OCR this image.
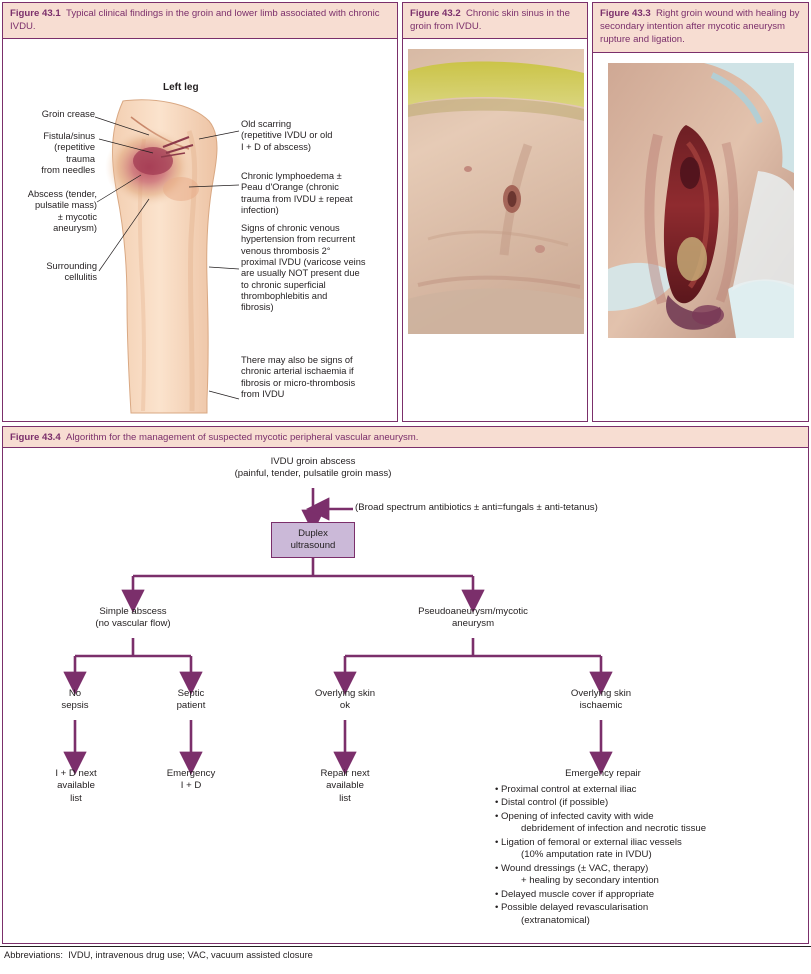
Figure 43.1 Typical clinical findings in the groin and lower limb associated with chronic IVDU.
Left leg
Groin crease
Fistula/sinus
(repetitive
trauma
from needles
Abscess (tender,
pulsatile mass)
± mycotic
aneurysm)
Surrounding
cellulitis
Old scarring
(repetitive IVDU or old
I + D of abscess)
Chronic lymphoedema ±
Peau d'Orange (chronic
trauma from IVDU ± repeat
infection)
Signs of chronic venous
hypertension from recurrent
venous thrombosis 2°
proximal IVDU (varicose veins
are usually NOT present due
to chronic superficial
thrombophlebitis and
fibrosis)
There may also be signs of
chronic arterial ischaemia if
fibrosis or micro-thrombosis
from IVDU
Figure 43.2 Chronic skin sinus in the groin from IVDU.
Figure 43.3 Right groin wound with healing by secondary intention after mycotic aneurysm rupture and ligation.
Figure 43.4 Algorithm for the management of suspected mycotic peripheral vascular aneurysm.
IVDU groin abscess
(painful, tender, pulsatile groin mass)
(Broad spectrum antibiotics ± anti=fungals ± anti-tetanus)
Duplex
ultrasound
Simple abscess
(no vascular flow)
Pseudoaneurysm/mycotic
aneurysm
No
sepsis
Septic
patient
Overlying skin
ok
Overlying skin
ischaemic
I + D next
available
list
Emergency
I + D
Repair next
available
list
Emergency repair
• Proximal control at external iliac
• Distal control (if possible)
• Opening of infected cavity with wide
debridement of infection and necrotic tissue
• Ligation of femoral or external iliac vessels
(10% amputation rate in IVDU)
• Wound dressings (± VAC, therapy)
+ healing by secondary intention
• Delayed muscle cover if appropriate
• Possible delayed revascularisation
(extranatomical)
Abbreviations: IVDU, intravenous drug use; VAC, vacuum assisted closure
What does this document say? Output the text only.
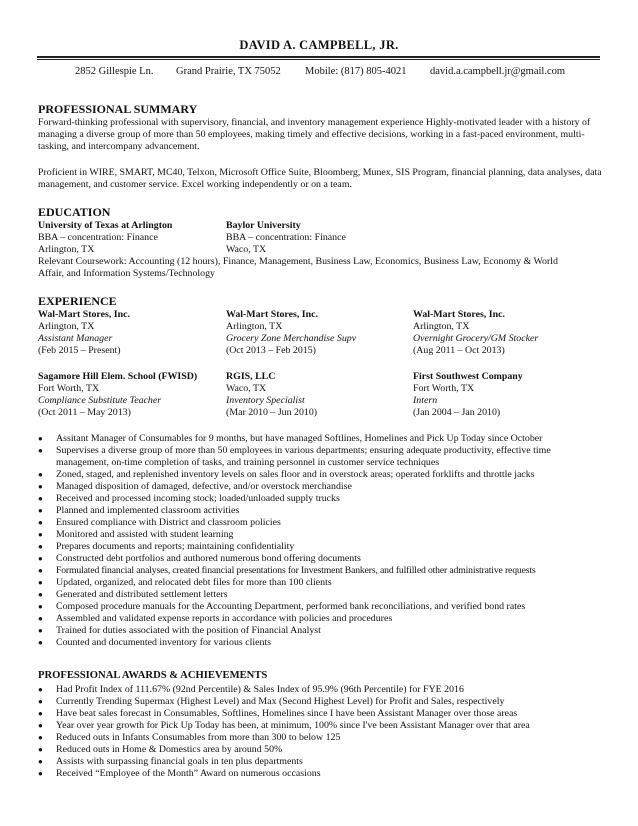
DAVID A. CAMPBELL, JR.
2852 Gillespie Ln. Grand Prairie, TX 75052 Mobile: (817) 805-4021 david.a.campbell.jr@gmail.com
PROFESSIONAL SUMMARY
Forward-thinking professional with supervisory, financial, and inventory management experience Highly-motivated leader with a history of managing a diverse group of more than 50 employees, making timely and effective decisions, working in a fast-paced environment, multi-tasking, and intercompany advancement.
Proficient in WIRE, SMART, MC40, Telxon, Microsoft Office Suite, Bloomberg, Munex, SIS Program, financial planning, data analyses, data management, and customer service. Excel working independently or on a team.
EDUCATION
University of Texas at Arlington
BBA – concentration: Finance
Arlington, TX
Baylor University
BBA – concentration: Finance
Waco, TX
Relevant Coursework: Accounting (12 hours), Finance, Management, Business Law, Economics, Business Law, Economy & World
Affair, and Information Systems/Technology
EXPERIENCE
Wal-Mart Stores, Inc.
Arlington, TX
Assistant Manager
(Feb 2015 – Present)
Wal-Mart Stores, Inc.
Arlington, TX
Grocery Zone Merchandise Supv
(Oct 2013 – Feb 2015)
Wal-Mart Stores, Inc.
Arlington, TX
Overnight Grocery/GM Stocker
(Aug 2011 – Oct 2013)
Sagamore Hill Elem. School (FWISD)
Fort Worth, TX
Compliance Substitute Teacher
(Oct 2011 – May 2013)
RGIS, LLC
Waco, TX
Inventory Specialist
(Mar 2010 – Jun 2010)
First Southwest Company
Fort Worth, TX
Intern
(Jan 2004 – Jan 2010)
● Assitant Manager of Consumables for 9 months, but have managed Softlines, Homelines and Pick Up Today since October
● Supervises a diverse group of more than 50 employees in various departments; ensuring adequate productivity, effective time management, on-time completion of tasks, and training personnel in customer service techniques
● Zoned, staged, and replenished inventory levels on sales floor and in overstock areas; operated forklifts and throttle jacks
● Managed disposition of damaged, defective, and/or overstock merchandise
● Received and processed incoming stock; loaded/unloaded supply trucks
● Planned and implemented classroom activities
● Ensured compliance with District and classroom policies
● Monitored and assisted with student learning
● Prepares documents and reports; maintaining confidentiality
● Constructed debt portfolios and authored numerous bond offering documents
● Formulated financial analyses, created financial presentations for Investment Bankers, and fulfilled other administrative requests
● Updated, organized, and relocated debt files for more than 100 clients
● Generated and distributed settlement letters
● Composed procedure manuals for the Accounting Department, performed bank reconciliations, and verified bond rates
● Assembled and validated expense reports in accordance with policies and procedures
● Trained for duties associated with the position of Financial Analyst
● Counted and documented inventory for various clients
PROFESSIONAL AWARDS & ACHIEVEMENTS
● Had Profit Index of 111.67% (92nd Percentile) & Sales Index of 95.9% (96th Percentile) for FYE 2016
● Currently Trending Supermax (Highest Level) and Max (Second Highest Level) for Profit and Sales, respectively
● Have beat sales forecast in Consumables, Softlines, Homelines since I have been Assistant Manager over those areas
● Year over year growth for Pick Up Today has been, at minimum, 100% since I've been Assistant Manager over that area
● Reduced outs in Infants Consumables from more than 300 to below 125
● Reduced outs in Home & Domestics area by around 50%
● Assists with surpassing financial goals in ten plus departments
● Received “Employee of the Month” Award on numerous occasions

* * *

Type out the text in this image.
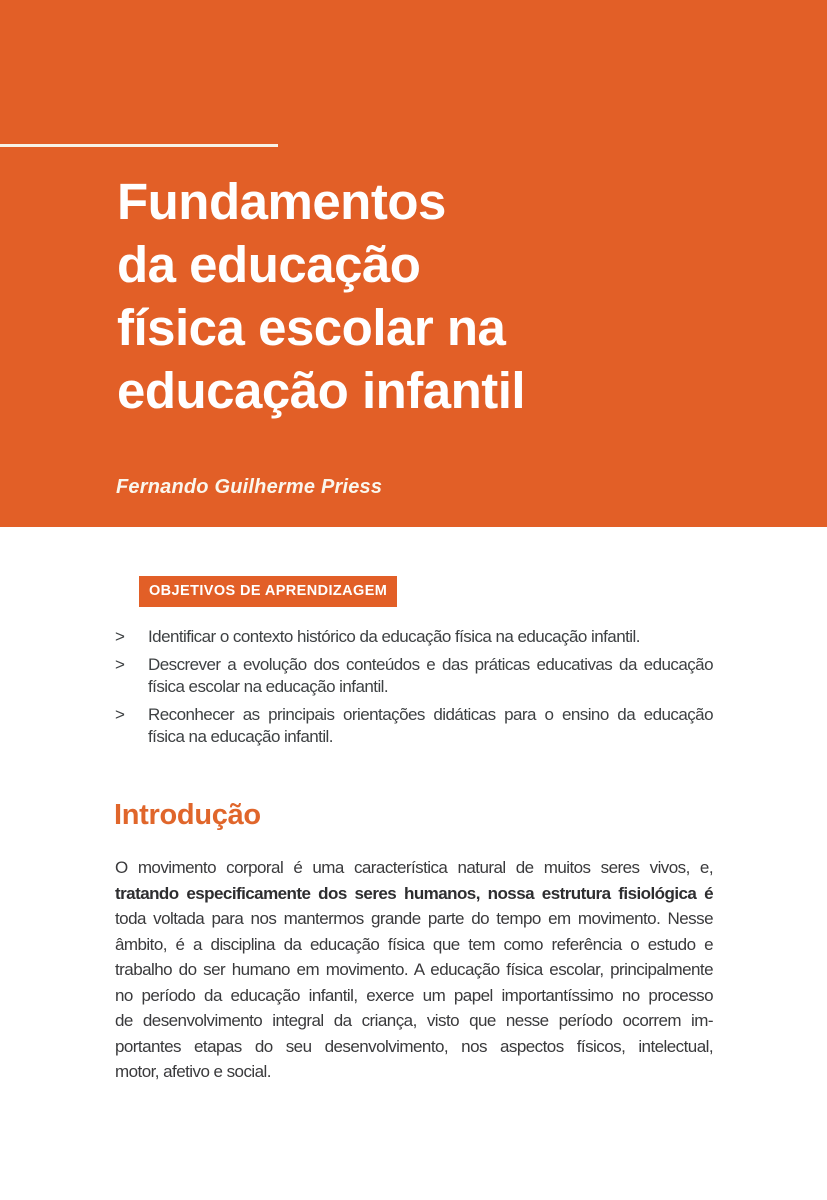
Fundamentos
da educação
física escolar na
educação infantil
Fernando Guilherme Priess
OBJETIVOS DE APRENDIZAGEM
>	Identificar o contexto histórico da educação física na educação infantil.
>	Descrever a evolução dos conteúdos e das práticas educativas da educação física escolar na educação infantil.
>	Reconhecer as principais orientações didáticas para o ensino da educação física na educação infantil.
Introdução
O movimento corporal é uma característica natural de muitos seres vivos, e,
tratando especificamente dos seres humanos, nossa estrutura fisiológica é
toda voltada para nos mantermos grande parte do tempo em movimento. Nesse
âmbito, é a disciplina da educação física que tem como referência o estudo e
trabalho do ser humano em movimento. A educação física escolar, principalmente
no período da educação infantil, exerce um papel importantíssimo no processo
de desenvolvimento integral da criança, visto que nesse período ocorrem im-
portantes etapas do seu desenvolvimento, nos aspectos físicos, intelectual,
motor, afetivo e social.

TASK REQUIREMENTS: In the entries above, some lines may contain the string "mass"; report how many, without additional comment.

EXPECTED OUTPUT: 2